Reproduce every line in the listing that contains the word "Wenn".

——————————

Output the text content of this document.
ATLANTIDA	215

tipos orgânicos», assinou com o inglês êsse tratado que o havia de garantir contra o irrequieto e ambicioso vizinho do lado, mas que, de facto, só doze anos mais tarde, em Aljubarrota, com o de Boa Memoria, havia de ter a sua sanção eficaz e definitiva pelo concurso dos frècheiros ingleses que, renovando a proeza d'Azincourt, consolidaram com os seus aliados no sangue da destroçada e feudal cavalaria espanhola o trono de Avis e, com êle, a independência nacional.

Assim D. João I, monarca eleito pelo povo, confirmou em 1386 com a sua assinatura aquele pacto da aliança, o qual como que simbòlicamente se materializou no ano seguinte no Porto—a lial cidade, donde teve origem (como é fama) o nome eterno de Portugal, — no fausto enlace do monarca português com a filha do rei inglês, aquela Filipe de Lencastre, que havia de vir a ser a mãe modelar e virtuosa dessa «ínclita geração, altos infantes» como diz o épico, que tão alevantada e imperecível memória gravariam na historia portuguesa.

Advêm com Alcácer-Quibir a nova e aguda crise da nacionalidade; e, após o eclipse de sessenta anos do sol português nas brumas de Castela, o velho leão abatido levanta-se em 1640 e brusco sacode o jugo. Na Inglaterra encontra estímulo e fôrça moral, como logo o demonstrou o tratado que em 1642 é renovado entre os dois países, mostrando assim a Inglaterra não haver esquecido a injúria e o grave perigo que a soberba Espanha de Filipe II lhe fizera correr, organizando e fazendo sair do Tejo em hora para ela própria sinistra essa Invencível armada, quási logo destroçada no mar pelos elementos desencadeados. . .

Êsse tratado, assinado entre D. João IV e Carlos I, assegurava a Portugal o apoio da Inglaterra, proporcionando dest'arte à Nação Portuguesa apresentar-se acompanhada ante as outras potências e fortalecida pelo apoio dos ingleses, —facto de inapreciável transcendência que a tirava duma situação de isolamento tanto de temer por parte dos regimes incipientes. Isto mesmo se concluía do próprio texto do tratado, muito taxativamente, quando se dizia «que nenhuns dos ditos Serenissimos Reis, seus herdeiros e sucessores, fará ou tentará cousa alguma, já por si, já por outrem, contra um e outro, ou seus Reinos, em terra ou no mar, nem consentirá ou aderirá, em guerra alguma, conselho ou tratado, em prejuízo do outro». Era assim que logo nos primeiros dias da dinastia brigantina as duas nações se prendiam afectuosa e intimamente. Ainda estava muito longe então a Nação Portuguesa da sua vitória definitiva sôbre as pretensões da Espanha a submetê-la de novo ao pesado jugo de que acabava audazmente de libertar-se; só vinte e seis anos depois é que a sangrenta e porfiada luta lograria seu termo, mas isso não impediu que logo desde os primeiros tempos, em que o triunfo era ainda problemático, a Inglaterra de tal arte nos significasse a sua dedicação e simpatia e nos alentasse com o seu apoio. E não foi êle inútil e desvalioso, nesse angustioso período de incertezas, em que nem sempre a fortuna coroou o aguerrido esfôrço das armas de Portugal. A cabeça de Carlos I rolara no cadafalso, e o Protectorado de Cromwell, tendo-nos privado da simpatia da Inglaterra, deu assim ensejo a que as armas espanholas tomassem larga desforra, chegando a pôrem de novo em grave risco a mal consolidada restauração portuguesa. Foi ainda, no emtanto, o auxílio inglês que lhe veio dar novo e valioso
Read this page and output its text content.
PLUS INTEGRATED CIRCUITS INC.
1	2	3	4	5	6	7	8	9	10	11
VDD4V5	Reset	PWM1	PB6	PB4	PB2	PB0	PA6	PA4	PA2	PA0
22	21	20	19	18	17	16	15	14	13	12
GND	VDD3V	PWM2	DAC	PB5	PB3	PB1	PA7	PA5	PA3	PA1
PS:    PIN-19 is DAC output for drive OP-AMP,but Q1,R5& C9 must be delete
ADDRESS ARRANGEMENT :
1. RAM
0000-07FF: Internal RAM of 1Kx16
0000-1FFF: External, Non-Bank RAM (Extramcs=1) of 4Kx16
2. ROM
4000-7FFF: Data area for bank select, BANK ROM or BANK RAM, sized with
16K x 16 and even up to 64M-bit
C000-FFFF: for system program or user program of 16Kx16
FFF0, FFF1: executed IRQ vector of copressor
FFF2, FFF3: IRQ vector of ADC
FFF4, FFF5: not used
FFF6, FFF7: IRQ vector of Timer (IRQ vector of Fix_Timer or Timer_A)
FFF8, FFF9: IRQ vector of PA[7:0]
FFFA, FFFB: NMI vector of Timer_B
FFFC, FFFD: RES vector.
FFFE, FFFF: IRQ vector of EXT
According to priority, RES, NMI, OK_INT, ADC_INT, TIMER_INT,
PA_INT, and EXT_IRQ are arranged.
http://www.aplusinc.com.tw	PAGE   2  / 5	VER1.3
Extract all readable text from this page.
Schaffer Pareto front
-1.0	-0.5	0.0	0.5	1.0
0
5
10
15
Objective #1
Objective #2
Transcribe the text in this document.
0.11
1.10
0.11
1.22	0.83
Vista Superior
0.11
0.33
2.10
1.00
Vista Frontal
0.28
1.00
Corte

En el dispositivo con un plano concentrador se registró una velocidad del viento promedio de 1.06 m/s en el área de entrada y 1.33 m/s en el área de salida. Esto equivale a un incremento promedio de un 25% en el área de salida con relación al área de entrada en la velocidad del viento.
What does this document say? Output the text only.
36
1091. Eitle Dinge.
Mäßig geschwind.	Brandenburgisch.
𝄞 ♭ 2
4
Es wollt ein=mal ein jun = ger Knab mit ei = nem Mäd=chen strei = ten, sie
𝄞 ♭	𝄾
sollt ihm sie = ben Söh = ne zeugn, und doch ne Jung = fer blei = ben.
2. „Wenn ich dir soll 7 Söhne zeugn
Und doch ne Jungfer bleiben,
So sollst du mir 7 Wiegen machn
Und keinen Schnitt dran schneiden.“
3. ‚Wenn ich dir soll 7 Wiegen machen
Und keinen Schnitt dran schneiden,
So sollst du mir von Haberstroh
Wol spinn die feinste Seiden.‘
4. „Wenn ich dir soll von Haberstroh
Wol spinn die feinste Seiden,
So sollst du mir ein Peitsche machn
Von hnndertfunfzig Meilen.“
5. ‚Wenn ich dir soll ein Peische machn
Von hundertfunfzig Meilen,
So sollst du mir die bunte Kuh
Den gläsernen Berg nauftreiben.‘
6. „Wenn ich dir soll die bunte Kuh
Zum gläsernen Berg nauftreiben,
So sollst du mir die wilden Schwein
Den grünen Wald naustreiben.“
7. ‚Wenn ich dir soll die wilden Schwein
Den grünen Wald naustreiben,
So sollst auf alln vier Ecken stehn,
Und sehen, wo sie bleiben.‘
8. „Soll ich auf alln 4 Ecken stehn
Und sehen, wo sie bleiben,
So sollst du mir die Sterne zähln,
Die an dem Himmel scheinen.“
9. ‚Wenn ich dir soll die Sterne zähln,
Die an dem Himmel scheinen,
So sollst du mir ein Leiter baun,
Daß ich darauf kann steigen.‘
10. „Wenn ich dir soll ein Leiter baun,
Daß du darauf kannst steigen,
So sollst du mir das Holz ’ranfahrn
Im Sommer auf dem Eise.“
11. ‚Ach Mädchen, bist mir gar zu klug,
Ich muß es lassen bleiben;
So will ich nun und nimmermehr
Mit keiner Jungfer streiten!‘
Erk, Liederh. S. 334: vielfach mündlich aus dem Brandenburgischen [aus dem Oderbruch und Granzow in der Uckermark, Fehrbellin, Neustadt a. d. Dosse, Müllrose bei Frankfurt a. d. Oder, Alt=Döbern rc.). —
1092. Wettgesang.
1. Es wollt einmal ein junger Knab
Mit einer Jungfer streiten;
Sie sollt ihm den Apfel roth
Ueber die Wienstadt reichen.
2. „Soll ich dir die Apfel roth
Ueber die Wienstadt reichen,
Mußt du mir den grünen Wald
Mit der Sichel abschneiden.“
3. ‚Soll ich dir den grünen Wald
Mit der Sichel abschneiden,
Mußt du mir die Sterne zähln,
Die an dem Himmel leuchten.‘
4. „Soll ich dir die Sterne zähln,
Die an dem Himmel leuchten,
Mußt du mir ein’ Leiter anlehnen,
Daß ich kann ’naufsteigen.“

——————————

* Finished task
2. „Wenn ich dir soll 7 Söhne zeugn
3. ‚Wenn ich dir soll 7 Wiegen machen
4. „Wenn ich dir soll von Haberstroh
5. ‚Wenn ich dir soll ein Peische machn
6. „Wenn ich dir soll die bunte Kuh
7. ‚Wenn ich dir soll die wilden Schwein
9. ‚Wenn ich dir soll die Sterne zähln,
10. „Wenn ich dir soll ein Leiter baun,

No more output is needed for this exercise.